● **Problem requirements**: Set down all of the data that follows word for word, without the images.

● **Source records**:

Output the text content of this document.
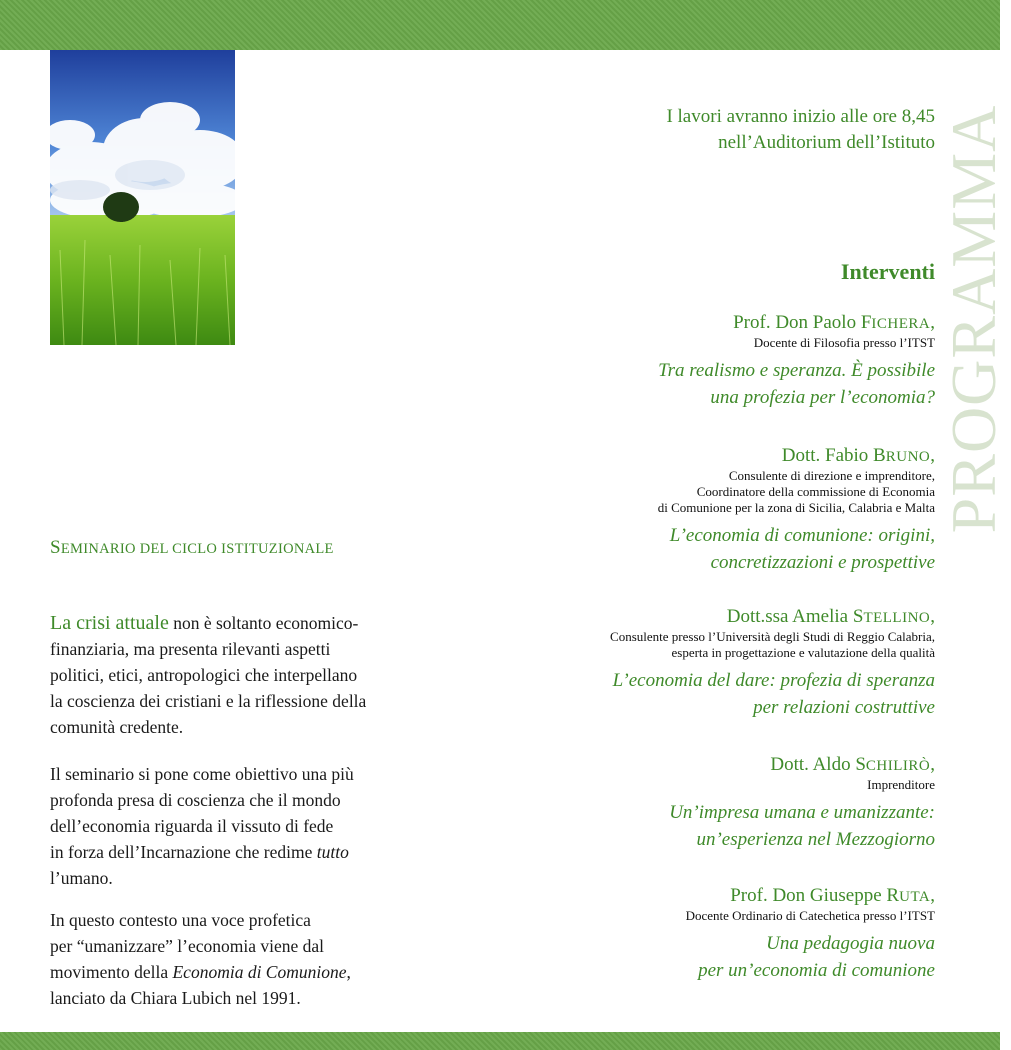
PROGRAMMA
I lavori avranno inizio alle ore 8,45
nell’Auditorium dell’Istituto
Interventi
Prof. Don Paolo FICHERA,
Docente di Filosofia presso l’ITST
Tra realismo e speranza. È possibile
una profezia per l’economia?
Dott. Fabio BRUNO,
Consulente di direzione e imprenditore,
Coordinatore della commissione di Economia
di Comunione per la zona di Sicilia, Calabria e Malta
L’economia di comunione: origini,
concretizzazioni e prospettive
Dott.ssa Amelia STELLINO,
Consulente presso l’Università degli Studi di Reggio Calabria,
esperta in progettazione e valutazione della qualità
L’economia del dare: profezia di speranza
per relazioni costruttive
Dott. Aldo SCHILIRÒ,
Imprenditore
Un’impresa umana e umanizzante:
un’esperienza nel Mezzogiorno
Prof. Don Giuseppe RUTA,
Docente Ordinario di Catechetica presso l’ITST
Una pedagogia nuova
per un’economia di comunione
SEMINARIO DEL CICLO ISTITUZIONALE
La crisi attuale non è soltanto economico-
finanziaria, ma presenta rilevanti aspetti
politici, etici, antropologici che interpellano
la coscienza dei cristiani e la riflessione della
comunità credente.
Il seminario si pone come obiettivo una più
profonda presa di coscienza che il mondo
dell’economia riguarda il vissuto di fede
in forza dell’Incarnazione che redime tutto
l’umano.
In questo contesto una voce profetica
per “umanizzare” l’economia viene dal
movimento della Economia di Comunione,
lanciato da Chiara Lubich nel 1991.
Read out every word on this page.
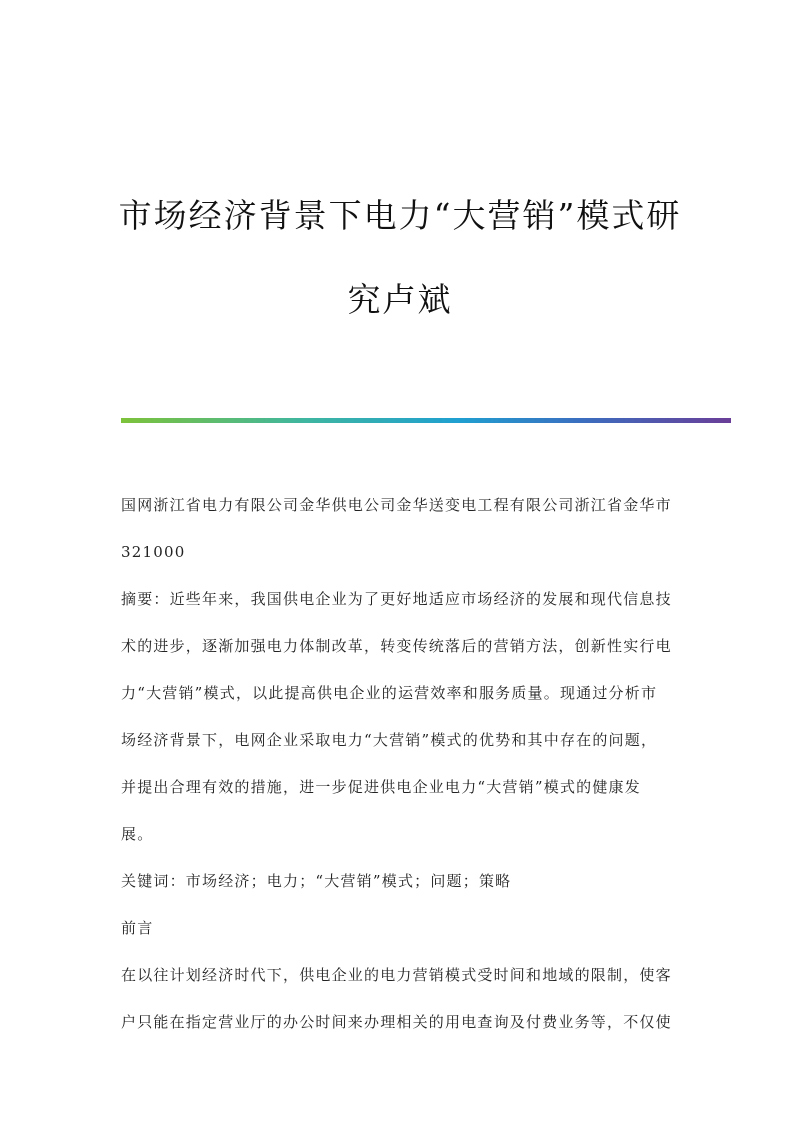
市场经济背景下电力“大营销”模式研
究卢斌

国网浙江省电力有限公司金华供电公司金华送变电工程有限公司浙江省金华市

321000

摘要：近些年来，我国供电企业为了更好地适应市场经济的发展和现代信息技

术的进步，逐渐加强电力体制改革，转变传统落后的营销方法，创新性实行电

力“大营销”模式，以此提高供电企业的运营效率和服务质量。现通过分析市

场经济背景下，电网企业采取电力“大营销”模式的优势和其中存在的问题，

并提出合理有效的措施，进一步促进供电企业电力“大营销”模式的健康发

展。

关键词：市场经济；电力；“大营销”模式；问题；策略

前言

在以往计划经济时代下，供电企业的电力营销模式受时间和地域的限制，使客

户只能在指定营业厅的办公时间来办理相关的用电查询及付费业务等，不仅使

● **Output for this exercise**:
Output the text content of this document.
PROGRAMMA
I lavori avranno inizio alle ore 8,45
nell’Auditorium dell’Istituto
Interventi
Prof. Don Paolo FICHERA,
Docente di Filosofia presso l’ITST
Tra realismo e speranza. È possibile
una profezia per l’economia?
Dott. Fabio BRUNO,
Consulente di direzione e imprenditore,
Coordinatore della commissione di Economia
di Comunione per la zona di Sicilia, Calabria e Malta
L’economia di comunione: origini,
concretizzazioni e prospettive
Dott.ssa Amelia STELLINO,
Consulente presso l’Università degli Studi di Reggio Calabria,
esperta in progettazione e valutazione della qualità
L’economia del dare: profezia di speranza
per relazioni costruttive
Dott. Aldo SCHILIRÒ,
Imprenditore
Un’impresa umana e umanizzante:
un’esperienza nel Mezzogiorno
Prof. Don Giuseppe RUTA,
Docente Ordinario di Catechetica presso l’ITST
Una pedagogia nuova
per un’economia di comunione
SEMINARIO DEL CICLO ISTITUZIONALE
La crisi attuale non è soltanto economico-
finanziaria, ma presenta rilevanti aspetti
politici, etici, antropologici che interpellano
la coscienza dei cristiani e la riflessione della
comunità credente.
Il seminario si pone come obiettivo una più
profonda presa di coscienza che il mondo
dell’economia riguarda il vissuto di fede
in forza dell’Incarnazione che redime tutto
l’umano.
In questo contesto una voce profetica
per “umanizzare” l’economia viene dal
movimento della Economia di Comunione,
lanciato da Chiara Lubich nel 1991.
Read out every word on this page.
市场经济背景下电力“大营销”模式研
究卢斌

国网浙江省电力有限公司金华供电公司金华送变电工程有限公司浙江省金华市

321000

摘要：近些年来，我国供电企业为了更好地适应市场经济的发展和现代信息技

术的进步，逐渐加强电力体制改革，转变传统落后的营销方法，创新性实行电

力“大营销”模式，以此提高供电企业的运营效率和服务质量。现通过分析市

场经济背景下，电网企业采取电力“大营销”模式的优势和其中存在的问题，

并提出合理有效的措施，进一步促进供电企业电力“大营销”模式的健康发

展。

关键词：市场经济；电力；“大营销”模式；问题；策略

前言

在以往计划经济时代下，供电企业的电力营销模式受时间和地域的限制，使客

户只能在指定营业厅的办公时间来办理相关的用电查询及付费业务等，不仅使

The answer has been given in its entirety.